The Cost Equation That Has Kept Formal Verification Out of Production Software
Source: hackernews
Formal verification tooling has been mature for a long time. Coq reached version 1.0 in 1989; Isabelle has been under active development since 1986; PVS, HOL4, and ACL2 are all decades old and used in production at organizations like NASA, Intel, and major aerospace contractors. The gap was not in the tools. It was in the labor required to use them.
A conservative estimate from formal methods literature puts the cost of formal verification at 10 to 50 times that of unverified development when done by experts. For most software, that ratio places formal verification entirely outside the cost envelope. It has persisted in niches where the cost of an undetected bug exceeds the cost of verification: avionics certification under DO-178C, cryptographic protocol design, OS microkernel verification. The seL4 project at CSIRO verified the functional correctness of a microkernel in Isabelle, representing tens of person-years of proof engineering. The result is extraordinary; it is also not replicable for typical software projects.
Mistral AI’s Leanstral, an open-source agent for Lean 4 proof engineering released in March 2026, is interesting in this context because it specifically targets the cost driver where AI assistance is most mechanically applicable: the labor of constructing proofs once a specification exists.

• _Listed records_
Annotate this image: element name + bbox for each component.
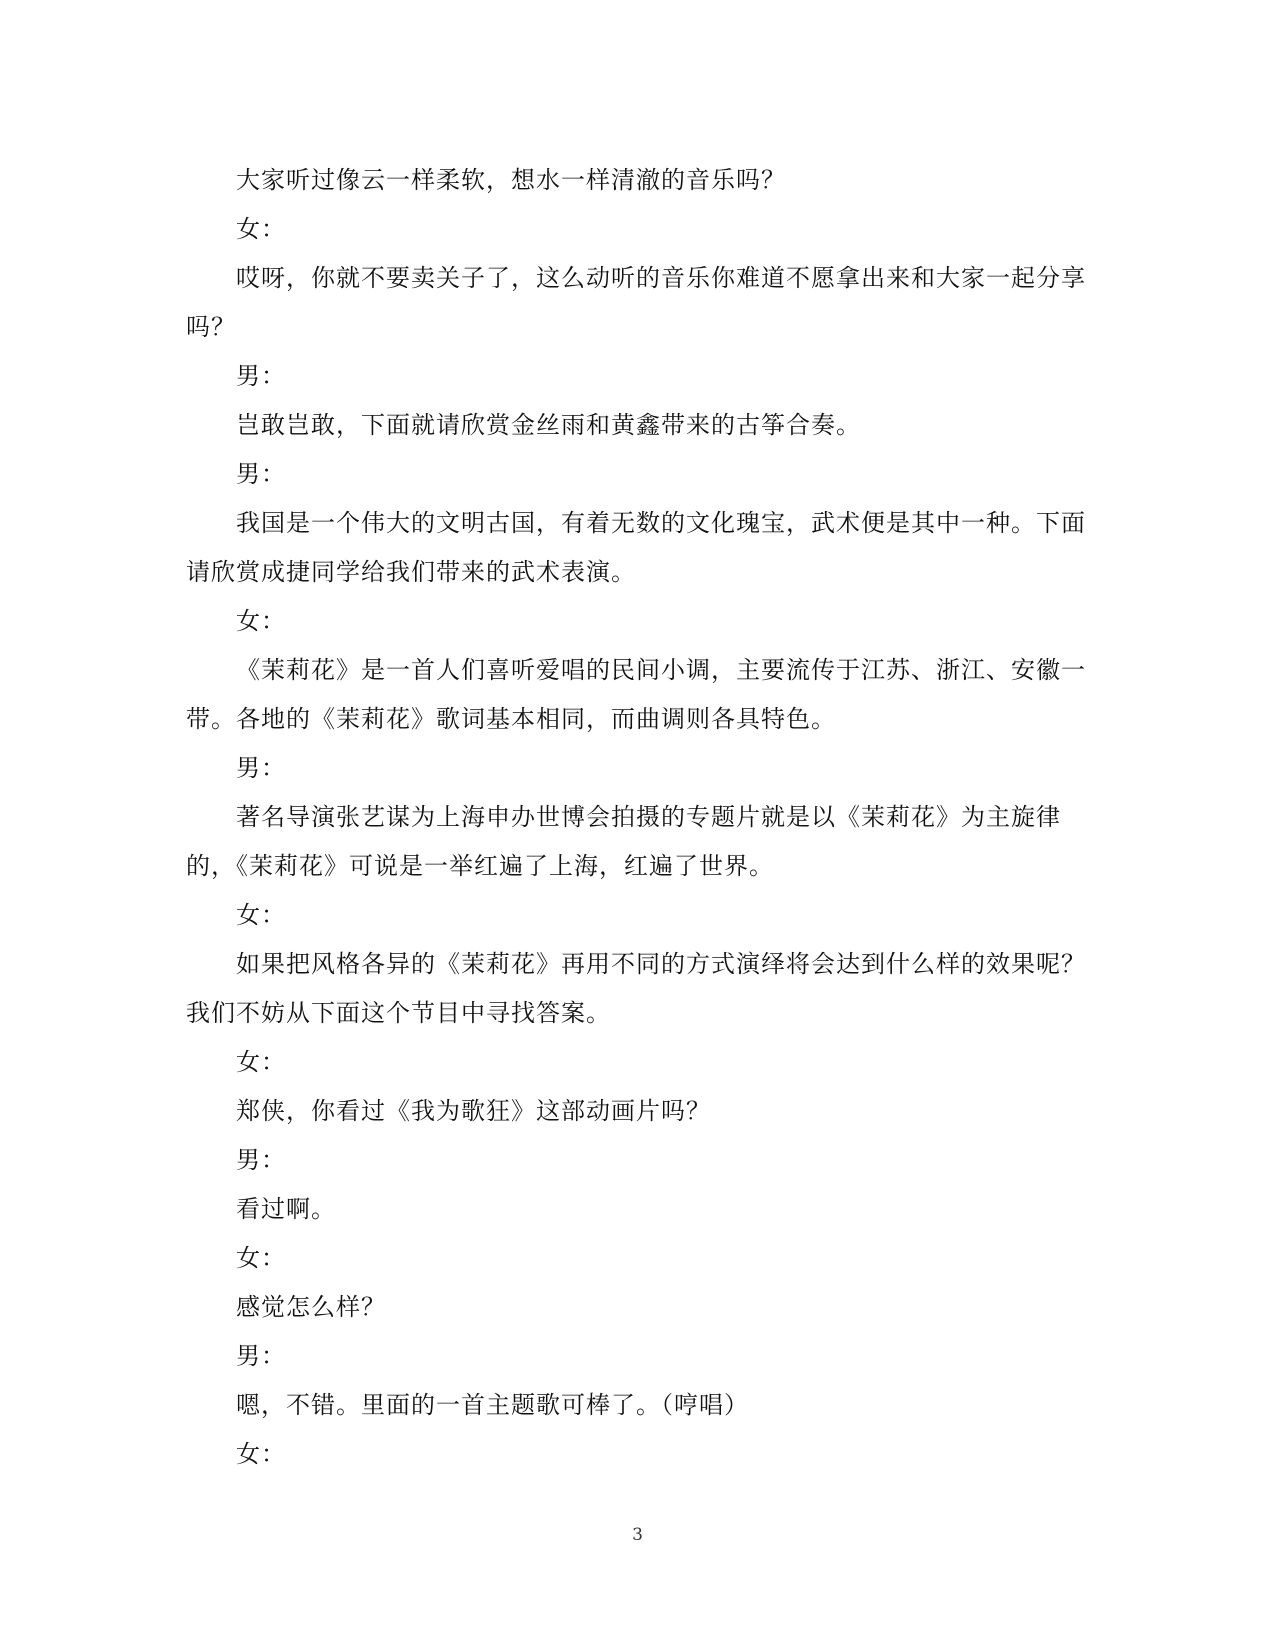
speaker-label: 女： [236, 1048, 286, 1076]
speaker-label: 女： [236, 607, 286, 635]
paragraph: 大家听过像云一样柔软，想水一样清澈的音乐吗？ [236, 166, 786, 194]
speaker-label: 男： [236, 1342, 286, 1370]
paragraph: 嗯，不错。里面的一首主题歌可棒了。（哼唱） [236, 1391, 749, 1419]
speaker-label: 女： [236, 215, 286, 243]
paragraph: 著名导演张艺谋为上海申办世博会拍摄的专题片就是以《茉莉花》为主旋律的，《茉莉花》可说是一举红遍了上海，红遍了世界。 [186, 803, 1061, 880]
paragraph: 岂敢岂敢，下面就请欣赏金丝雨和黄鑫带来的古筝合奏。 [236, 411, 861, 439]
speaker-label: 女： [236, 901, 286, 929]
paragraph: 看过啊。 [236, 1195, 336, 1223]
speaker-label: 男： [236, 460, 286, 488]
speaker-label: 女： [236, 1244, 286, 1272]
document-body [186, 156, 1091, 1479]
paragraph: 《茉莉花》是一首人们喜听爱唱的民间小调，主要流传于江苏、浙江、安徽一带。各地的《茉莉花》歌词基本相同，而曲调则各具特色。 [186, 656, 1086, 733]
speaker-label: 男： [236, 754, 286, 782]
page-number: 3 [632, 1525, 643, 1545]
paragraph: 郑侠，你看过《我为歌狂》这部动画片吗？ [236, 1097, 711, 1125]
paragraph: 哎呀，你就不要卖关子了，这么动听的音乐你难道不愿拿出来和大家一起分享吗？ [186, 264, 1086, 341]
speaker-label: 女： [236, 1440, 286, 1468]
paragraph: 如果把风格各异的《茉莉花》再用不同的方式演绎将会达到什么样的效果呢？我们不妨从下面这个节目中寻找答案。 [186, 950, 1086, 1027]
paragraph: 我国是一个伟大的文明古国，有着无数的文化瑰宝，武术便是其中一种。下面请欣赏成捷同学给我们带来的武术表演。 [186, 509, 1086, 586]
speaker-label: 男： [236, 362, 286, 390]
paragraph: 感觉怎么样？ [236, 1293, 386, 1321]
speaker-label: 男： [236, 1146, 286, 1174]
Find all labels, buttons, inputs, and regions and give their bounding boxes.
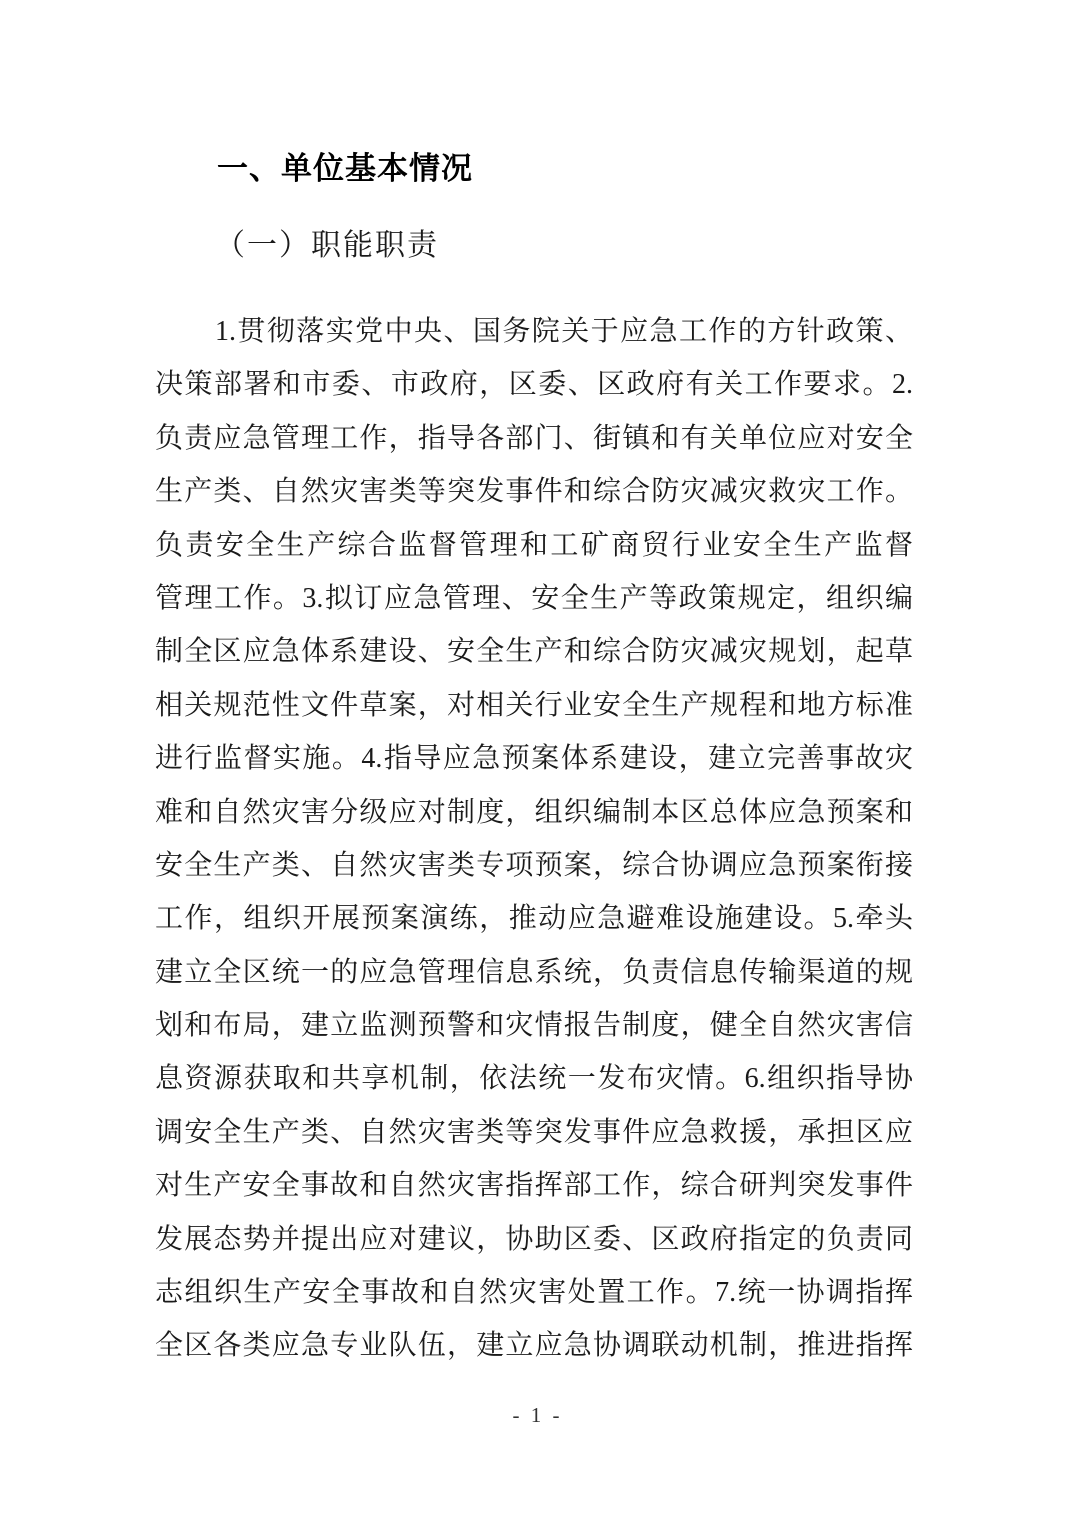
paragraph-line: 难和自然灾害分级应对制度，组织编制本区总体应急预案和 xyxy=(155,796,913,828)
paragraph-line: 1.贯彻落实党中央、国务院关于应急工作的方针政策、 xyxy=(215,316,913,347)
paragraph-line: 负责安全生产综合监督管理和工矿商贸行业安全生产监督 xyxy=(155,529,913,561)
paragraph-line: 相关规范性文件草案，对相关行业安全生产规程和地方标准 xyxy=(155,689,913,721)
paragraph-line: 负责应急管理工作，指导各部门、街镇和有关单位应对安全 xyxy=(155,422,913,454)
paragraph-line: 进行监督实施。4.指导应急预案体系建设，建立完善事故灾 xyxy=(155,743,913,775)
subsection-heading: （一）职能职责 xyxy=(215,229,439,262)
paragraph-line: 对生产安全事故和自然灾害指挥部工作，综合研判突发事件 xyxy=(155,1170,913,1202)
paragraph-line: 工作，组织开展预案演练，推动应急避难设施建设。5.牵头 xyxy=(155,903,913,935)
paragraph-line: 全区各类应急专业队伍，建立应急协调联动机制，推进指挥 xyxy=(155,1330,913,1362)
paragraph-line: 安全生产类、自然灾害类专项预案，综合协调应急预案衔接 xyxy=(155,849,913,881)
body-paragraph xyxy=(155,305,913,1373)
paragraph-line: 息资源获取和共享机制，依法统一发布灾情。6.组织指导协 xyxy=(155,1063,913,1095)
paragraph-line: 建立全区统一的应急管理信息系统，负责信息传输渠道的规 xyxy=(155,956,913,988)
paragraph-line: 调安全生产类、自然灾害类等突发事件应急救援，承担区应 xyxy=(155,1116,913,1148)
page-number: - 1 - xyxy=(512,1403,563,1427)
paragraph-line: 划和布局，建立监测预警和灾情报告制度，健全自然灾害信 xyxy=(155,1010,913,1042)
paragraph-line: 生产类、自然灾害类等突发事件和综合防灾减灾救灾工作。 xyxy=(155,476,913,508)
paragraph-line: 发展态势并提出应对建议，协助区委、区政府指定的负责同 xyxy=(155,1223,913,1255)
paragraph-line: 制全区应急体系建设、安全生产和综合防灾减灾规划，起草 xyxy=(155,636,913,668)
section-heading: 一、单位基本情况 xyxy=(217,151,473,186)
paragraph-line: 决策部署和市委、市政府，区委、区政府有关工作要求。2. xyxy=(155,369,913,401)
paragraph-line: 管理工作。3.拟订应急管理、安全生产等政策规定，组织编 xyxy=(155,582,913,614)
paragraph-line: 志组织生产安全事故和自然灾害处置工作。7.统一协调指挥 xyxy=(155,1277,913,1309)
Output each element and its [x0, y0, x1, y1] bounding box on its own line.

• _Required work_
1 > Translate this sentence from the formal verification article into Spanish: "For most software, that ratio places formal verification entirely outside the cost envelope."
2 > From the formal verification article, repeat word for word the passage between "The Cost Equation" and "to use them.", inclusive.

• _Expected results_
1 > Para la mayoría del software, esa proporción sitúa la verificación formal completamente fuera del margen de costos.

2 >
The Cost Equation That Has Kept Formal Verification Out of Production Software
Source: hackernews
Formal verification tooling has been mature for a long time. Coq reached version 1.0 in 1989; Isabelle has been under active development since 1986; PVS, HOL4, and ACL2 are all decades old and used in production at organizations like NASA, Intel, and major aerospace contractors. The gap was not in the tools. It was in the labor required to use them.